- **Exercise goal**
Restate the listing below word for word, omitting any images.

# START OF Data for processing

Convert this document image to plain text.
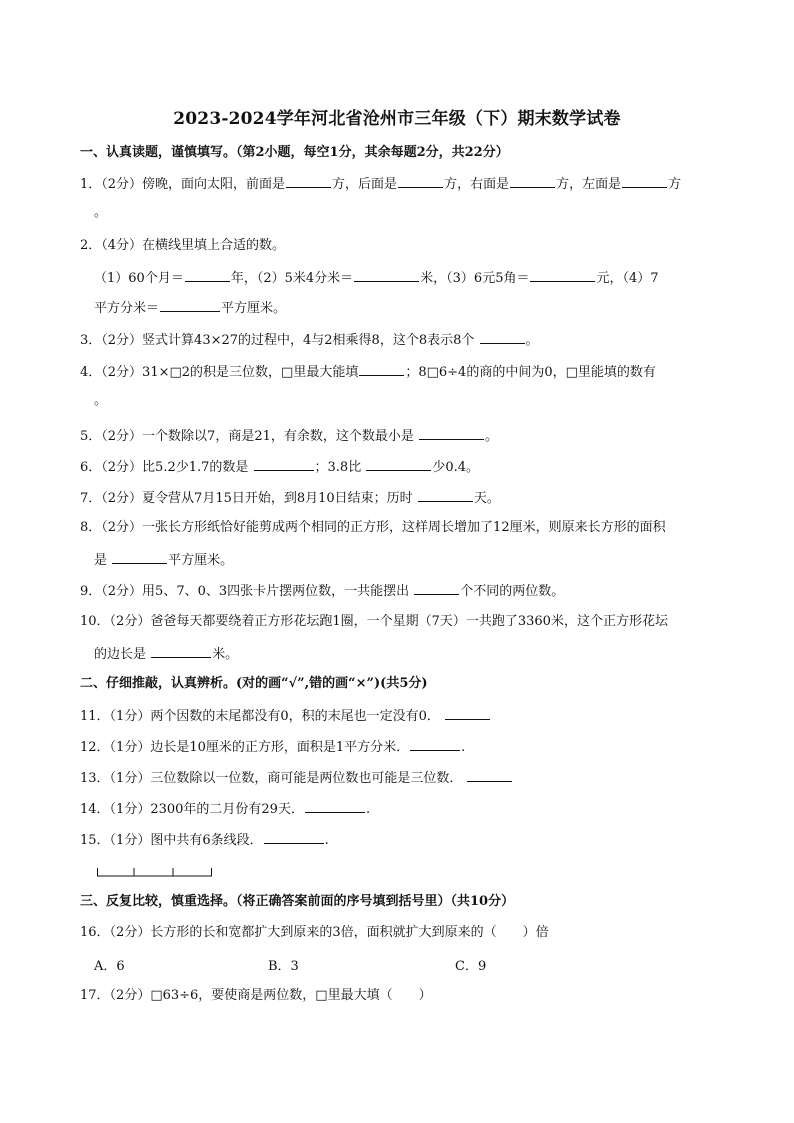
2023-2024学年河北省沧州市三年级（下）期末数学试卷
一、认真读题，谨慎填写。（第2小题，每空1分，其余每题2分，共22分）
1．（2分）傍晚，面向太阳，前面是	方，后面是	方，右面是	方，左面是	方
。
2．（4分）在横线里填上合适的数。
（1）60个月＝	年，（2）5米4分米＝	米，（3）6元5角＝	元，（4）7
平方分米＝	平方厘米。
3．（2分）竖式计算43×27的过程中，4与2相乘得8，这个8表示8个	。
4．（2分）31×□2的积是三位数，□里最大能填	；8□6÷4的商的中间为0，□里能填的数有
。
5．（2分）一个数除以7，商是21，有余数，这个数最小是	。
6．（2分）比5.2少1.7的数是	；3.8比	少0.4。
7．（2分）夏令营从7月15日开始，到8月10日结束；历时	天。
8．（2分）一张长方形纸恰好能剪成两个相同的正方形，这样周长增加了12厘米，则原来长方形的面积
是	平方厘米。
9．（2分）用5、7、0、3四张卡片摆两位数，一共能摆出	个不同的两位数。
10．（2分）爸爸每天都要绕着正方形花坛跑1圈，一个星期（7天）一共跑了3360米，这个正方形花坛
的边长是	米。
二、仔细推敲，认真辨析。(对的画“√”,错的画“×”)(共5分)
11．（1分）两个因数的末尾都没有0，积的末尾也一定没有0．
12．（1分）边长是10厘米的正方形，面积是1平方分米．	.
13．（1分）三位数除以一位数，商可能是两位数也可能是三位数．
14．（1分）2300年的二月份有29天．	.
15．（1分）图中共有6条线段．	.
三、反复比较，慎重选择。（将正确答案前面的序号填到括号里）（共10分）
16．（2分）长方形的长和宽都扩大到原来的3倍，面积就扩大到原来的（　　）倍
A．6	B．3	C．9
17．（2分）□63÷6，要使商是两位数，□里最大填（　　）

# END OF Data for processing

- **Written reply**
Convert this document image to plain text.
2023-2024学年河北省沧州市三年级（下）期末数学试卷
一、认真读题，谨慎填写。（第2小题，每空1分，其余每题2分，共22分）
1．（2分）傍晚，面向太阳，前面是	方，后面是	方，右面是	方，左面是	方
。
2．（4分）在横线里填上合适的数。
（1）60个月＝	年，（2）5米4分米＝	米，（3）6元5角＝	元，（4）7
平方分米＝	平方厘米。
3．（2分）竖式计算43×27的过程中，4与2相乘得8，这个8表示8个	。
4．（2分）31×□2的积是三位数，□里最大能填	；8□6÷4的商的中间为0，□里能填的数有
。
5．（2分）一个数除以7，商是21，有余数，这个数最小是	。
6．（2分）比5.2少1.7的数是	；3.8比	少0.4。
7．（2分）夏令营从7月15日开始，到8月10日结束；历时	天。
8．（2分）一张长方形纸恰好能剪成两个相同的正方形，这样周长增加了12厘米，则原来长方形的面积
是	平方厘米。
9．（2分）用5、7、0、3四张卡片摆两位数，一共能摆出	个不同的两位数。
10．（2分）爸爸每天都要绕着正方形花坛跑1圈，一个星期（7天）一共跑了3360米，这个正方形花坛
的边长是	米。
二、仔细推敲，认真辨析。(对的画“√”,错的画“×”)(共5分)
11．（1分）两个因数的末尾都没有0，积的末尾也一定没有0．
12．（1分）边长是10厘米的正方形，面积是1平方分米．	.
13．（1分）三位数除以一位数，商可能是两位数也可能是三位数．
14．（1分）2300年的二月份有29天．	.
15．（1分）图中共有6条线段．	.
三、反复比较，慎重选择。（将正确答案前面的序号填到括号里）（共10分）
16．（2分）长方形的长和宽都扩大到原来的3倍，面积就扩大到原来的（　　）倍
A．6	B．3	C．9
17．（2分）□63÷6，要使商是两位数，□里最大填（　　）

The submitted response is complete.